-- SELECTED TEXT follows --

Robot Phone Home…Or Else

We would have enjoyed [Harishankar’s] tear down of a robot vacuum cleaner, even if it didn’t have a savage twist at the end. Turns out, the company deliberately bricked his smart vacuum.

Like many of us, [Harishankar] is suspicious of devices beaming data back to their makers. He noted a new vacuum cleaner was pinging a few IP address, including one that was spitting out logging or telemetry data frequently. Of course, he had the ability to block the IP address which he did. End of story, right?

No. After a few days of working perfectly, the robot wouldn’t turn on. He returned it under warranty, but the company declared it worked fine. They returned it and, indeed, it was working. A few days later, it quit again. This started a cycle of returning the device where it would work, it would come home and work for a few days, then quit again.

You can probably guess where this is going, but to be fair, we gave you a big hint. The fact that it would work for days after blocking the IP address wouldn’t seem like a smoking gun in real time.

The turning point was when the company refused to have any further service on the unit. So it was time to pull out the screwdriver. Inside was a dual-CPU AllWinner SoC running Linux and a microcontroller to run the hardware. Of course, there were myriad sensors and motors, too. The same internals are used by several different brands of vacuum cleaners, so these internals aren’t just one brand.

Essentially, he wrote his own software to read all the sensors and drive all the motors using his own computers, bypassing the onboard CPU. But he found one thing interesting. The Android Debug Bridge was wide open on the Linux computer. Sort of.

The problem was, you could only get in a few seconds after booting up. After that, it would disconnect. A little more poking fixed that. The software stack was impressive, using Google Cartographer to map the house, for example.

-- SELECTED TEXT concluded --
-- RECORD EXCERPTS follows --

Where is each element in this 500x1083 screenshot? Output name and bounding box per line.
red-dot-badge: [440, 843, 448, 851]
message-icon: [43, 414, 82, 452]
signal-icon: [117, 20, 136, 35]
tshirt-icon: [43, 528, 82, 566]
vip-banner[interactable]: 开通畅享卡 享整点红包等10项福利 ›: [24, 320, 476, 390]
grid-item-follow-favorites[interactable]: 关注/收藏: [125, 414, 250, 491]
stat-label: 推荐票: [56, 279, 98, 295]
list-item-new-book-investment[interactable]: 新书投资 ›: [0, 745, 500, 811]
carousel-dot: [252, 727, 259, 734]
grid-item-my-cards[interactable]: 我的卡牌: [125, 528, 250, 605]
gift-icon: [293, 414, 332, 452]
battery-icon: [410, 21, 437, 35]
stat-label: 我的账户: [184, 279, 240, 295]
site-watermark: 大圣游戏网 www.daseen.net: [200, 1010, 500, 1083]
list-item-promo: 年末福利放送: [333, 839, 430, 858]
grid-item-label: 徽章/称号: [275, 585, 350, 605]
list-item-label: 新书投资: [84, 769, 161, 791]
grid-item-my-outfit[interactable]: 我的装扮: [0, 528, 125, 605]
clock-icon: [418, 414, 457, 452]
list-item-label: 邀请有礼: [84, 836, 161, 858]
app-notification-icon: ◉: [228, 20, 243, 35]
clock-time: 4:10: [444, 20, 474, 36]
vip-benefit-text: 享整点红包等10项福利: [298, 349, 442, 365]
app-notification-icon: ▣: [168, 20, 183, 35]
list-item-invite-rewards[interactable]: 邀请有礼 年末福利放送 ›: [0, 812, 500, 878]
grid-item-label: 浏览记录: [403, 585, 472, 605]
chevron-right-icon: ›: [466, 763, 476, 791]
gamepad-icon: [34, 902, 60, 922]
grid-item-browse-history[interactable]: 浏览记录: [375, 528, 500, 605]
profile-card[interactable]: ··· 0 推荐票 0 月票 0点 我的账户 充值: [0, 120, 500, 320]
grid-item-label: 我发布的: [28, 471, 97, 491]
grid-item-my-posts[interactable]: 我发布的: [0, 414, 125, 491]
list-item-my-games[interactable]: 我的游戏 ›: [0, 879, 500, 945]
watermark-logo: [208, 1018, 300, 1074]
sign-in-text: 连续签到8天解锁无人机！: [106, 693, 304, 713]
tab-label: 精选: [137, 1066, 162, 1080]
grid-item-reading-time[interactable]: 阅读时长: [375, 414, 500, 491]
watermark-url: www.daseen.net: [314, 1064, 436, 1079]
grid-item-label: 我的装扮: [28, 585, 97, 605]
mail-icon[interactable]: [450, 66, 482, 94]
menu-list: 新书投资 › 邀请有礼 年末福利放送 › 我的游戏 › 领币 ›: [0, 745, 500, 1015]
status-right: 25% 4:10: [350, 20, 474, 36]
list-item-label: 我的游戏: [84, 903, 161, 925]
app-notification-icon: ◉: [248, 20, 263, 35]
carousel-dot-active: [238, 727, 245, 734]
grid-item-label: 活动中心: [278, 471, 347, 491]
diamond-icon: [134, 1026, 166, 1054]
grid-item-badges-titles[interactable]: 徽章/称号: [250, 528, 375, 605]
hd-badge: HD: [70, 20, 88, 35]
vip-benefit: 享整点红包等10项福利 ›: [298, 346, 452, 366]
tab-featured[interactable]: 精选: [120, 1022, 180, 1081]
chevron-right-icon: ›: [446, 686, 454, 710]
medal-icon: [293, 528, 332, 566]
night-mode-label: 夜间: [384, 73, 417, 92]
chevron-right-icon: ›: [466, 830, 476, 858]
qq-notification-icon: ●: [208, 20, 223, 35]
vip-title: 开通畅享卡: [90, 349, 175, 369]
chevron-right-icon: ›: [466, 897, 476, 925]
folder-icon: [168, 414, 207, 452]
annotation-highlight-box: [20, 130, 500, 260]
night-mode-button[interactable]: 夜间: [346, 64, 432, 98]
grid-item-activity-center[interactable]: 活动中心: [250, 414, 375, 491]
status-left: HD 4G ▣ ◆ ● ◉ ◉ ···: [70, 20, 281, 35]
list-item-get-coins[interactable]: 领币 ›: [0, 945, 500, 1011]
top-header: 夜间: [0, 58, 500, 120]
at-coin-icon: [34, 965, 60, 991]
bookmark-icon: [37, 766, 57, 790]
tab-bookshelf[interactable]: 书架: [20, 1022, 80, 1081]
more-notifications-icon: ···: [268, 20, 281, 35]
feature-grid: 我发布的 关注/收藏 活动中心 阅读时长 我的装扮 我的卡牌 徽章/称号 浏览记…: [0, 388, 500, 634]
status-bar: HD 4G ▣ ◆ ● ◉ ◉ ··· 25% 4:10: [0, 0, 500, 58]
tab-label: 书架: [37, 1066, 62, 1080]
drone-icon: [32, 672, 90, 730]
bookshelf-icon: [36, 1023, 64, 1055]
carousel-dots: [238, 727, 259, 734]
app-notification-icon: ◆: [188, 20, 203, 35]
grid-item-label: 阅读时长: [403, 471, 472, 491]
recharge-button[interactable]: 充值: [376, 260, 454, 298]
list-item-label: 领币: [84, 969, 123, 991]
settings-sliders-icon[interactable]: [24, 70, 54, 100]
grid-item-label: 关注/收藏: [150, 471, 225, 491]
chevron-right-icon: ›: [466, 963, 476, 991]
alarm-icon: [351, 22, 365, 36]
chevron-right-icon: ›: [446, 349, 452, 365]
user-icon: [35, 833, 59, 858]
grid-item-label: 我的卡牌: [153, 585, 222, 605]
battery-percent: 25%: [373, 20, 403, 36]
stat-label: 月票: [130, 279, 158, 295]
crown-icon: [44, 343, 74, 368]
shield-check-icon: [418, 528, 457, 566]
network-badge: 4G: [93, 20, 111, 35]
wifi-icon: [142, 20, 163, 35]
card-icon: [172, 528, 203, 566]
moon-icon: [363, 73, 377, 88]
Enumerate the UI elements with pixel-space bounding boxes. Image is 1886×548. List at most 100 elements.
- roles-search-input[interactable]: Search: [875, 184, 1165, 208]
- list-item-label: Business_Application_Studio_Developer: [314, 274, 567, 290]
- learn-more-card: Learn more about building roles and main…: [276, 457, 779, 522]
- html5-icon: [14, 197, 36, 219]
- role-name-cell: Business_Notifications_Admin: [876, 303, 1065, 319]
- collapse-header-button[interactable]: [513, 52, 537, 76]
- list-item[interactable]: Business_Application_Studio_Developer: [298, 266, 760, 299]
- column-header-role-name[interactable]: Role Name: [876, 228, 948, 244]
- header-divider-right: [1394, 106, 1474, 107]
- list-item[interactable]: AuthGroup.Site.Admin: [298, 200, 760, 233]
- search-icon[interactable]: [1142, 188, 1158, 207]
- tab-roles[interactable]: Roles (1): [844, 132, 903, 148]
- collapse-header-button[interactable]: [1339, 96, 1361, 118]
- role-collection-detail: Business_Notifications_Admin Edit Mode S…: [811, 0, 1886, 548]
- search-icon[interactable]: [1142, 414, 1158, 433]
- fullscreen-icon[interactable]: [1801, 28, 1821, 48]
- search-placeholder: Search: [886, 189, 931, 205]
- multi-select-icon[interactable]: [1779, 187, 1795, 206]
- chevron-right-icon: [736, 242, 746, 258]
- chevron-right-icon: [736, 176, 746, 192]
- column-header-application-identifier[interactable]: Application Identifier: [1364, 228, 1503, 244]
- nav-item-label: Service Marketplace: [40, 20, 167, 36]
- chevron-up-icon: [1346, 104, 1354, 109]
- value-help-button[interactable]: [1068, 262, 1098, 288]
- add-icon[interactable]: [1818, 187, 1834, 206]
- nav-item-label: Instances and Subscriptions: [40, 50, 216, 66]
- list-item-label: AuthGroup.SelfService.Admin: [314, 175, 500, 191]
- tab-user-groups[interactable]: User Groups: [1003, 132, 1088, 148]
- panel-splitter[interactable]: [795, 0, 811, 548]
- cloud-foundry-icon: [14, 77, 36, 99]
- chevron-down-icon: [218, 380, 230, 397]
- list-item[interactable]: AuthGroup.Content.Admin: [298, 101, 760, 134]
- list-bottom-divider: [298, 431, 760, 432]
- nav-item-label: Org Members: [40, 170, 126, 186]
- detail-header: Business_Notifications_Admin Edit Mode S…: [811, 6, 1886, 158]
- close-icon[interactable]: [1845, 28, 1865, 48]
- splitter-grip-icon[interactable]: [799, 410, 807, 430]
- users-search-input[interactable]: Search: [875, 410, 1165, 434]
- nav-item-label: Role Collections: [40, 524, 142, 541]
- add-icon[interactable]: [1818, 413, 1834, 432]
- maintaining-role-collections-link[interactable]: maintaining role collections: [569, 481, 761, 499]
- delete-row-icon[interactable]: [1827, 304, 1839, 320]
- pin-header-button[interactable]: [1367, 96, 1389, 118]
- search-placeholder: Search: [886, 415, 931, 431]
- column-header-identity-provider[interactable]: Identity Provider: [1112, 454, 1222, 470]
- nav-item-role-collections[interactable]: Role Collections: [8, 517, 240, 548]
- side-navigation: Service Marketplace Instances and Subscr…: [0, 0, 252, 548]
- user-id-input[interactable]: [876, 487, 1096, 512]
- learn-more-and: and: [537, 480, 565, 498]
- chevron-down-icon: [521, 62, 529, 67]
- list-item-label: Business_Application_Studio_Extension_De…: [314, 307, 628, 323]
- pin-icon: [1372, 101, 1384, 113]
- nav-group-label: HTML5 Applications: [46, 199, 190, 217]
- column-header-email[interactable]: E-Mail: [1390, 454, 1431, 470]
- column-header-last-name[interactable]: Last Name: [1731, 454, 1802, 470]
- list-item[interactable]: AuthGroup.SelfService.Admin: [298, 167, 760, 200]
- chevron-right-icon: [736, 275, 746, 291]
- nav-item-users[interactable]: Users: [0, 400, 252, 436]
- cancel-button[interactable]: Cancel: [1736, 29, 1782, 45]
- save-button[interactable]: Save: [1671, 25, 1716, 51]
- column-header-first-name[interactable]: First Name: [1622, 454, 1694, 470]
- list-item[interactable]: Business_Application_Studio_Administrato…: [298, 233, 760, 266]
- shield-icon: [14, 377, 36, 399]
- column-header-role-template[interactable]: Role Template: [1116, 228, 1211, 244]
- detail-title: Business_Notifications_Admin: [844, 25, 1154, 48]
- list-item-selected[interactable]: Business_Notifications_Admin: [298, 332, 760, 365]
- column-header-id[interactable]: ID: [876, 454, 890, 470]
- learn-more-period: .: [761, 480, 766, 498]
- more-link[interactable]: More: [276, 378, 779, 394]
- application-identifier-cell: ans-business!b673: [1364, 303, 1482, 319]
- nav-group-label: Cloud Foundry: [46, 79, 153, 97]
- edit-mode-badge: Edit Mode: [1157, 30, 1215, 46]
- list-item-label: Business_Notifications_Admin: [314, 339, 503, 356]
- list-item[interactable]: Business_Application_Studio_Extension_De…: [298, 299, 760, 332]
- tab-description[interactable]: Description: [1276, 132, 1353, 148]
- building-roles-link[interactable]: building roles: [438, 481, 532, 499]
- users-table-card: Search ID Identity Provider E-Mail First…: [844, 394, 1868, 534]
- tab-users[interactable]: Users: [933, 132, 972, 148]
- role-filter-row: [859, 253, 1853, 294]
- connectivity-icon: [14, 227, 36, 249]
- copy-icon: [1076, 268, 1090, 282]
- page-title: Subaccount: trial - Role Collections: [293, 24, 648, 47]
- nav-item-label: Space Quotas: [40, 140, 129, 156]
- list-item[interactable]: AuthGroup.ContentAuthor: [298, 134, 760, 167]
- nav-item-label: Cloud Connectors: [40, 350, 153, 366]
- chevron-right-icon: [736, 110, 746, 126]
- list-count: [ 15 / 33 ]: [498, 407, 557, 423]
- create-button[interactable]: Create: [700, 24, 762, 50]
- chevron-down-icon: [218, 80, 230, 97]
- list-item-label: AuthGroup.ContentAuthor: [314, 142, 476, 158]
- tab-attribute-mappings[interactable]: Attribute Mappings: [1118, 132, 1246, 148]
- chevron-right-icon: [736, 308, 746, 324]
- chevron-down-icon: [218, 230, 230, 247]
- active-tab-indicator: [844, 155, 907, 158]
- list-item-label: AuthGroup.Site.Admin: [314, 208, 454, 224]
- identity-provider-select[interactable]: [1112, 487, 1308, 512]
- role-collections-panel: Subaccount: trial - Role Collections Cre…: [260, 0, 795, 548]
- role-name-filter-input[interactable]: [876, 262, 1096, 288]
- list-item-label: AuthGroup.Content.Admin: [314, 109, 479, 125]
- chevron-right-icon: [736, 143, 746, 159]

-- RECORD EXCERPTS concluded --

→ **EXERCISE TASKS**:
a) Using the robot vacuum article, state whether each statement agrees with it, answering yes or no and quoting the words that decide it: (i) After a few days of working perfectly, the vacuum would not turn on. (ii) The company agreed to keep servicing the unit. (iii) The Android Debug Bridge stayed connected for as long as the device was running.
b) From the robot vacuum article, copy the passage starting at "We would have" and ending at "then quit again.".
The rows are separate material and are unrelated to the robot vacuum article.

→ **SOLUTION SET**:
a)
(i) Yes: "After a few days of working perfectly, the robot wouldn’t turn on."
(ii) No: "The turning point was when the company refused to have any further service on the unit."
(iii) No: "you could only get in a few seconds after booting up. After that, it would disconnect."

b)
We would have enjoyed [Harishankar’s] tear down of a robot vacuum cleaner, even if it didn’t have a savage twist at the end. Turns out, the company deliberately bricked his smart vacuum.

Like many of us, [Harishankar] is suspicious of devices beaming data back to their makers. He noted a new vacuum cleaner was pinging a few IP address, including one that was spitting out logging or telemetry data frequently. Of course, he had the ability to block the IP address which he did. End of story, right?

No. After a few days of working perfectly, the robot wouldn’t turn on. He returned it under warranty, but the company declared it worked fine. They returned it and, indeed, it was working. A few days later, it quit again. This started a cycle of returning the device where it would work, it would come home and work for a few days, then quit again.